# [The exercise]
Pick out the lines below that include the string "сухая".

Data entries
========
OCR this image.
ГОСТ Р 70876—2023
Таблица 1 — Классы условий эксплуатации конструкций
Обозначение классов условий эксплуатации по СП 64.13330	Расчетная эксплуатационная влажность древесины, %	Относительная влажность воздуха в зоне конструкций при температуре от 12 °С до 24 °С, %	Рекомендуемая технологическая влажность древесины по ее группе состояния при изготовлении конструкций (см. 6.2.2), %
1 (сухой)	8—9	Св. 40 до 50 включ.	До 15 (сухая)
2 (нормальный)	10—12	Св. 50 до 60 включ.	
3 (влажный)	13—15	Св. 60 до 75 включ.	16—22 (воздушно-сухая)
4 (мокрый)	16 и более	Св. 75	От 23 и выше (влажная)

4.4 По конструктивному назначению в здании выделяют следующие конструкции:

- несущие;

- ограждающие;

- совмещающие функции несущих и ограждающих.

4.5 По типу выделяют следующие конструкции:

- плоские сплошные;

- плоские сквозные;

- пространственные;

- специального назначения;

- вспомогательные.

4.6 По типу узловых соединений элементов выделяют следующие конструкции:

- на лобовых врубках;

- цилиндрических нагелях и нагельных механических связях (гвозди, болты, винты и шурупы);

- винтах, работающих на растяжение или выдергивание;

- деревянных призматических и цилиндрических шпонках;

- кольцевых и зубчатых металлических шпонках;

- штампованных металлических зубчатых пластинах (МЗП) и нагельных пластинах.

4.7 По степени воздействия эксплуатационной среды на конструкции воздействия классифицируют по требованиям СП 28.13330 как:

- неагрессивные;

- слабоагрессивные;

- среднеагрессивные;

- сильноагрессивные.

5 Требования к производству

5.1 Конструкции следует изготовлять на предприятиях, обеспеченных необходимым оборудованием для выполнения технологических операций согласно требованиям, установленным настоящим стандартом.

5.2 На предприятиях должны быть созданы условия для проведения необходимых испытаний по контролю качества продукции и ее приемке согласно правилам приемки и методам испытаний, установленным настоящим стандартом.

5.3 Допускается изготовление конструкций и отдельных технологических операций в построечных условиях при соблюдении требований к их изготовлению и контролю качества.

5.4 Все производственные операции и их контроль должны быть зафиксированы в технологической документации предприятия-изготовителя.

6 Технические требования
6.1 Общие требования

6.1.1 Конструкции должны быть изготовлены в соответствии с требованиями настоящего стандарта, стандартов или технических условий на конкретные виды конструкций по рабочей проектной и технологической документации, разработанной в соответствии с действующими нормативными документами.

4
========
# [Final result]
1 (сухой)	8—9	Св. 40 до 50 включ.	До 15 (сухая)
3 (влажный)	13—15	Св. 60 до 75 включ.	16—22 (воздушно-сухая)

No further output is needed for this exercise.